REQUEST:
Where the string "jedhee" occurs in the material below, report the whole line.

** START INPUT ROWS **

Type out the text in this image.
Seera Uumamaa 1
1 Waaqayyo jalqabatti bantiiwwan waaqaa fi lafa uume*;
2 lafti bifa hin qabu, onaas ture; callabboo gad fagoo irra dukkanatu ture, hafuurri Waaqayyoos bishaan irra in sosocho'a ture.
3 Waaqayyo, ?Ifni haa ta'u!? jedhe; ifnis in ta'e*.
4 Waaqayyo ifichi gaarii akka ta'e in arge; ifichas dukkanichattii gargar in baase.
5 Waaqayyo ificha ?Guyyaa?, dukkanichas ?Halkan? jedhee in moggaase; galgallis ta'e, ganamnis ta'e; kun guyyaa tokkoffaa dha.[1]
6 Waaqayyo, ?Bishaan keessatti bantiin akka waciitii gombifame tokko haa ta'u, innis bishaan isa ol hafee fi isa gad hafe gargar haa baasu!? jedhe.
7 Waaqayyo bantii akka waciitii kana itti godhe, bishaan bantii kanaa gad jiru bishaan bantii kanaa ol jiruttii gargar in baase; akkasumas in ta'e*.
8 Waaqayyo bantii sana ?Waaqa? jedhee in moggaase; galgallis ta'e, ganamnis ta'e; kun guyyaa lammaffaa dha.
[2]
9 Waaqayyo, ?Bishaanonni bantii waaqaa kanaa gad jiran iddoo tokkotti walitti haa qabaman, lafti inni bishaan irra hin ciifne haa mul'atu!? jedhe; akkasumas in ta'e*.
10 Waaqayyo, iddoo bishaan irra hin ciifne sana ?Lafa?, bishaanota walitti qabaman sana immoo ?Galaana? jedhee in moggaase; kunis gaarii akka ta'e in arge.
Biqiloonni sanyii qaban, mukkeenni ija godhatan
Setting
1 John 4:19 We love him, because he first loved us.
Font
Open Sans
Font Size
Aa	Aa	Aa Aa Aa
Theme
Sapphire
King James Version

** END INPUT ROWS **
** START INPUT ROWS **

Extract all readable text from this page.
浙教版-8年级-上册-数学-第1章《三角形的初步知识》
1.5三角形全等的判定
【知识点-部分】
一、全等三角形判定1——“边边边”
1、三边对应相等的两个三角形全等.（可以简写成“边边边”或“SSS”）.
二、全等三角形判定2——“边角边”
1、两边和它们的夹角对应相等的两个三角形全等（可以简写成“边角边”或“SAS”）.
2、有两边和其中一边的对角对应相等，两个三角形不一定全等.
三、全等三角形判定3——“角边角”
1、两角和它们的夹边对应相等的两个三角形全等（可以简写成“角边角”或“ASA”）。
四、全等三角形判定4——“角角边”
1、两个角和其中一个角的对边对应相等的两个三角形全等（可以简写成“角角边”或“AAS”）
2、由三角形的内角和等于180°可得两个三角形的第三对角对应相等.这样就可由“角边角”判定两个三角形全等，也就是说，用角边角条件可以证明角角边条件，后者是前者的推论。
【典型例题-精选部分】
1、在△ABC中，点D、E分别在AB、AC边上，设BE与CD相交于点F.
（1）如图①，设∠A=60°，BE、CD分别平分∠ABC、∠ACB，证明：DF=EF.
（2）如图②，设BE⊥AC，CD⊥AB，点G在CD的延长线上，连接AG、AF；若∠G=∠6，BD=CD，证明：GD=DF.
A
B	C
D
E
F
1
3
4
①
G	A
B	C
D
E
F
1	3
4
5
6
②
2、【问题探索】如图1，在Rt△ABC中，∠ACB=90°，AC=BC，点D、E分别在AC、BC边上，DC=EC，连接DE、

** END INPUT ROWS **

OUTPUT FOR THIS EXERCISE:
5 Waaqayyo ificha ?Guyyaa?, dukkanichas ?Halkan? jedhee in moggaase; galgallis ta'e, ganamnis ta'e; kun guyyaa tokkoffaa dha.[1]
8 Waaqayyo bantii sana ?Waaqa? jedhee in moggaase; galgallis ta'e, ganamnis ta'e; kun guyyaa lammaffaa dha.
10 Waaqayyo, iddoo bishaan irra hin ciifne sana ?Lafa?, bishaanota walitti qabaman sana immoo ?Galaana? jedhee in moggaase; kunis gaarii akka ta'e in arge.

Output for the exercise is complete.